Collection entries
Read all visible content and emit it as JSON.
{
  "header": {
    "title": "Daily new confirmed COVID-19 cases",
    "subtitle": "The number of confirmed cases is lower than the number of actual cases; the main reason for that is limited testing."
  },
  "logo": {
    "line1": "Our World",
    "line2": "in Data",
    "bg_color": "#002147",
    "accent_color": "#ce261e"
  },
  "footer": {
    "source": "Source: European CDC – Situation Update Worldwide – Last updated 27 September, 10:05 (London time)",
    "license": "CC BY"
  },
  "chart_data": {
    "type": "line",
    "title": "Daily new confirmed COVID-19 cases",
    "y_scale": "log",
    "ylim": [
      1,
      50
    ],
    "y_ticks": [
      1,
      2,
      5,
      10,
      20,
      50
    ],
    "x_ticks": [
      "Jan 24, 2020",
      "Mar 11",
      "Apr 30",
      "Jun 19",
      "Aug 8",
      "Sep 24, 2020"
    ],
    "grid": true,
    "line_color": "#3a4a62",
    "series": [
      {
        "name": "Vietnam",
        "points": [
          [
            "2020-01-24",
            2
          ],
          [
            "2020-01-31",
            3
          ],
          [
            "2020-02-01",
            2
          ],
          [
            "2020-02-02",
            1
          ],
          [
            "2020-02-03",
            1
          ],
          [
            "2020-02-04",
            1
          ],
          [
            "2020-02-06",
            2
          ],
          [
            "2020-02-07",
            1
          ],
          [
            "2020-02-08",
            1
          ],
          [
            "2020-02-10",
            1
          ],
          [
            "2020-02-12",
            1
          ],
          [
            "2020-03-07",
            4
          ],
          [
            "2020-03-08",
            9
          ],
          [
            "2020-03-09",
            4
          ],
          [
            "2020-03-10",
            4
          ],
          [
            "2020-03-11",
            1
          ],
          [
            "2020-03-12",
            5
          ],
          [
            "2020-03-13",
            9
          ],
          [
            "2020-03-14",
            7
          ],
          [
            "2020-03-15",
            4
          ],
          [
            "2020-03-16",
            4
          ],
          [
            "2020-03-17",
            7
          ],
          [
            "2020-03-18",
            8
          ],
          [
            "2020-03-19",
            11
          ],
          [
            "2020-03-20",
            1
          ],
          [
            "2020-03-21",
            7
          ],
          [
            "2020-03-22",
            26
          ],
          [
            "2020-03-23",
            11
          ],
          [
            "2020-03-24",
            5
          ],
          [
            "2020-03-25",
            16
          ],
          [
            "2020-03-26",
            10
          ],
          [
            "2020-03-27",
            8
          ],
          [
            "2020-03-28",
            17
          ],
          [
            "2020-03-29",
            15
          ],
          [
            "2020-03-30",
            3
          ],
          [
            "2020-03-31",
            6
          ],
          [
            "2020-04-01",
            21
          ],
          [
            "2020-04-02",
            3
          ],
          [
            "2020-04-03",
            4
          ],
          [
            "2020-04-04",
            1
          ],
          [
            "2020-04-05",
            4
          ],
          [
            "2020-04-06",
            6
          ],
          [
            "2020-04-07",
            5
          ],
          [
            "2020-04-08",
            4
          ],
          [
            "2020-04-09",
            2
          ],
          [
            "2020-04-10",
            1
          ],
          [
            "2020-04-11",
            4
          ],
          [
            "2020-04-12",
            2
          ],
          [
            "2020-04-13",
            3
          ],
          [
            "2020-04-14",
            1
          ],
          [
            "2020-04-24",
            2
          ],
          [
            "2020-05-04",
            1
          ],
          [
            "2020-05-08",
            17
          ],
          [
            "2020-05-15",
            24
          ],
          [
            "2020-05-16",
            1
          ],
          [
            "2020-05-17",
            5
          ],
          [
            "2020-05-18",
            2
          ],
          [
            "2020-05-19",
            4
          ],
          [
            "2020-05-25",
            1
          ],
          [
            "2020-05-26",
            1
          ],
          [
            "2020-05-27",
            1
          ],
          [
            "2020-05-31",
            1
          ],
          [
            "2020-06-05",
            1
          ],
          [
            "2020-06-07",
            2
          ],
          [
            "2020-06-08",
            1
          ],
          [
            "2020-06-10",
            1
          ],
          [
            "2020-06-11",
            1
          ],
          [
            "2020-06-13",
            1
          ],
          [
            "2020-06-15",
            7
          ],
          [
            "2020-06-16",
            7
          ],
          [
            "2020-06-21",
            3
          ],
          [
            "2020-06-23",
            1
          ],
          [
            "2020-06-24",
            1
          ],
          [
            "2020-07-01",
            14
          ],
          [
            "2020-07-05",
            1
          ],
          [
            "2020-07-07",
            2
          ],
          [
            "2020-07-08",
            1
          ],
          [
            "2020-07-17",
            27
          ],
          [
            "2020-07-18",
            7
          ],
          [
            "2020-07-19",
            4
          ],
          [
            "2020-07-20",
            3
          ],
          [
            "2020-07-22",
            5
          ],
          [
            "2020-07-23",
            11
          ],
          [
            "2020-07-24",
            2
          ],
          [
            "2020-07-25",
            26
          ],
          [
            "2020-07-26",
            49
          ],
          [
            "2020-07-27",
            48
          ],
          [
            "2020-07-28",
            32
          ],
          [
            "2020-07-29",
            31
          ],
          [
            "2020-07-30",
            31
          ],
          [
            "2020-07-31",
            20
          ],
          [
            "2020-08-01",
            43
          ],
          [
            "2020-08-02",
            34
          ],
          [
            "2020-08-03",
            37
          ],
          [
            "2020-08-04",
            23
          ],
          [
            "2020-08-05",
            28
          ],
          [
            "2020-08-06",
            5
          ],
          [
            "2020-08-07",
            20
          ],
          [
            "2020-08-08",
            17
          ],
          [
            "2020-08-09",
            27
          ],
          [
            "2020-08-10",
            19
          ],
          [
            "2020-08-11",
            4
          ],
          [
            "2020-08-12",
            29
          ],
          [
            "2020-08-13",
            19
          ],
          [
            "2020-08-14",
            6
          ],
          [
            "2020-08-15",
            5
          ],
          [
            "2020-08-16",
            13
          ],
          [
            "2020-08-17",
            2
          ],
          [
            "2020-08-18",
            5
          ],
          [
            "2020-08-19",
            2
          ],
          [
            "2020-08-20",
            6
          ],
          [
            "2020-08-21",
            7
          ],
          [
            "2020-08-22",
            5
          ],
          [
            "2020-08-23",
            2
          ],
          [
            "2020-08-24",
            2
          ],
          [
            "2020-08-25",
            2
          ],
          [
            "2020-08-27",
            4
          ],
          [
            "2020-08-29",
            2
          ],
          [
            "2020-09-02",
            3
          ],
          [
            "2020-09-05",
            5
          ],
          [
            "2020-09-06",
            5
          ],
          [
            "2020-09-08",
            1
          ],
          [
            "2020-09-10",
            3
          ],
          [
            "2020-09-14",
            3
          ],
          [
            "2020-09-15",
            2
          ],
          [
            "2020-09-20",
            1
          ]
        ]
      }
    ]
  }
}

▶ TO BE DONE: Set down every record above exactly as given.

▶ THE RESULT:
Read all visible content and emit it as JSON.
{
  "header": {
    "title": "Daily new confirmed COVID-19 cases",
    "subtitle": "The number of confirmed cases is lower than the number of actual cases; the main reason for that is limited testing."
  },
  "logo": {
    "line1": "Our World",
    "line2": "in Data",
    "bg_color": "#002147",
    "accent_color": "#ce261e"
  },
  "footer": {
    "source": "Source: European CDC – Situation Update Worldwide – Last updated 27 September, 10:05 (London time)",
    "license": "CC BY"
  },
  "chart_data": {
    "type": "line",
    "title": "Daily new confirmed COVID-19 cases",
    "y_scale": "log",
    "ylim": [
      1,
      50
    ],
    "y_ticks": [
      1,
      2,
      5,
      10,
      20,
      50
    ],
    "x_ticks": [
      "Jan 24, 2020",
      "Mar 11",
      "Apr 30",
      "Jun 19",
      "Aug 8",
      "Sep 24, 2020"
    ],
    "grid": true,
    "line_color": "#3a4a62",
    "series": [
      {
        "name": "Vietnam",
        "points": [
          [
            "2020-01-24",
            2
          ],
          [
            "2020-01-31",
            3
          ],
          [
            "2020-02-01",
            2
          ],
          [
            "2020-02-02",
            1
          ],
          [
            "2020-02-03",
            1
          ],
          [
            "2020-02-04",
            1
          ],
          [
            "2020-02-06",
            2
          ],
          [
            "2020-02-07",
            1
          ],
          [
            "2020-02-08",
            1
          ],
          [
            "2020-02-10",
            1
          ],
          [
            "2020-02-12",
            1
          ],
          [
            "2020-03-07",
            4
          ],
          [
            "2020-03-08",
            9
          ],
          [
            "2020-03-09",
            4
          ],
          [
            "2020-03-10",
            4
          ],
          [
            "2020-03-11",
            1
          ],
          [
            "2020-03-12",
            5
          ],
          [
            "2020-03-13",
            9
          ],
          [
            "2020-03-14",
            7
          ],
          [
            "2020-03-15",
            4
          ],
          [
            "2020-03-16",
            4
          ],
          [
            "2020-03-17",
            7
          ],
          [
            "2020-03-18",
            8
          ],
          [
            "2020-03-19",
            11
          ],
          [
            "2020-03-20",
            1
          ],
          [
            "2020-03-21",
            7
          ],
          [
            "2020-03-22",
            26
          ],
          [
            "2020-03-23",
            11
          ],
          [
            "2020-03-24",
            5
          ],
          [
            "2020-03-25",
            16
          ],
          [
            "2020-03-26",
            10
          ],
          [
            "2020-03-27",
            8
          ],
          [
            "2020-03-28",
            17
          ],
          [
            "2020-03-29",
            15
          ],
          [
            "2020-03-30",
            3
          ],
          [
            "2020-03-31",
            6
          ],
          [
            "2020-04-01",
            21
          ],
          [
            "2020-04-02",
            3
          ],
          [
            "2020-04-03",
            4
          ],
          [
            "2020-04-04",
            1
          ],
          [
            "2020-04-05",
            4
          ],
          [
            "2020-04-06",
            6
          ],
          [
            "2020-04-07",
            5
          ],
          [
            "2020-04-08",
            4
          ],
          [
            "2020-04-09",
            2
          ],
          [
            "2020-04-10",
            1
          ],
          [
            "2020-04-11",
            4
          ],
          [
            "2020-04-12",
            2
          ],
          [
            "2020-04-13",
            3
          ],
          [
            "2020-04-14",
            1
          ],
          [
            "2020-04-24",
            2
          ],
          [
            "2020-05-04",
            1
          ],
          [
            "2020-05-08",
            17
          ],
          [
            "2020-05-15",
            24
          ],
          [
            "2020-05-16",
            1
          ],
          [
            "2020-05-17",
            5
          ],
          [
            "2020-05-18",
            2
          ],
          [
            "2020-05-19",
            4
          ],
          [
            "2020-05-25",
            1
          ],
          [
            "2020-05-26",
            1
          ],
          [
            "2020-05-27",
            1
          ],
          [
            "2020-05-31",
            1
          ],
          [
            "2020-06-05",
            1
          ],
          [
            "2020-06-07",
            2
          ],
          [
            "2020-06-08",
            1
          ],
          [
            "2020-06-10",
            1
          ],
          [
            "2020-06-11",
            1
          ],
          [
            "2020-06-13",
            1
          ],
          [
            "2020-06-15",
            7
          ],
          [
            "2020-06-16",
            7
          ],
          [
            "2020-06-21",
            3
          ],
          [
            "2020-06-23",
            1
          ],
          [
            "2020-06-24",
            1
          ],
          [
            "2020-07-01",
            14
          ],
          [
            "2020-07-05",
            1
          ],
          [
            "2020-07-07",
            2
          ],
          [
            "2020-07-08",
            1
          ],
          [
            "2020-07-17",
            27
          ],
          [
            "2020-07-18",
            7
          ],
          [
            "2020-07-19",
            4
          ],
          [
            "2020-07-20",
            3
          ],
          [
            "2020-07-22",
            5
          ],
          [
            "2020-07-23",
            11
          ],
          [
            "2020-07-24",
            2
          ],
          [
            "2020-07-25",
            26
          ],
          [
            "2020-07-26",
            49
          ],
          [
            "2020-07-27",
            48
          ],
          [
            "2020-07-28",
            32
          ],
          [
            "2020-07-29",
            31
          ],
          [
            "2020-07-30",
            31
          ],
          [
            "2020-07-31",
            20
          ],
          [
            "2020-08-01",
            43
          ],
          [
            "2020-08-02",
            34
          ],
          [
            "2020-08-03",
            37
          ],
          [
            "2020-08-04",
            23
          ],
          [
            "2020-08-05",
            28
          ],
          [
            "2020-08-06",
            5
          ],
          [
            "2020-08-07",
            20
          ],
          [
            "2020-08-08",
            17
          ],
          [
            "2020-08-09",
            27
          ],
          [
            "2020-08-10",
            19
          ],
          [
            "2020-08-11",
            4
          ],
          [
            "2020-08-12",
            29
          ],
          [
            "2020-08-13",
            19
          ],
          [
            "2020-08-14",
            6
          ],
          [
            "2020-08-15",
            5
          ],
          [
            "2020-08-16",
            13
          ],
          [
            "2020-08-17",
            2
          ],
          [
            "2020-08-18",
            5
          ],
          [
            "2020-08-19",
            2
          ],
          [
            "2020-08-20",
            6
          ],
          [
            "2020-08-21",
            7
          ],
          [
            "2020-08-22",
            5
          ],
          [
            "2020-08-23",
            2
          ],
          [
            "2020-08-24",
            2
          ],
          [
            "2020-08-25",
            2
          ],
          [
            "2020-08-27",
            4
          ],
          [
            "2020-08-29",
            2
          ],
          [
            "2020-09-02",
            3
          ],
          [
            "2020-09-05",
            5
          ],
          [
            "2020-09-06",
            5
          ],
          [
            "2020-09-08",
            1
          ],
          [
            "2020-09-10",
            3
          ],
          [
            "2020-09-14",
            3
          ],
          [
            "2020-09-15",
            2
          ],
          [
            "2020-09-20",
            1
          ]
        ]
      }
    ]
  }
}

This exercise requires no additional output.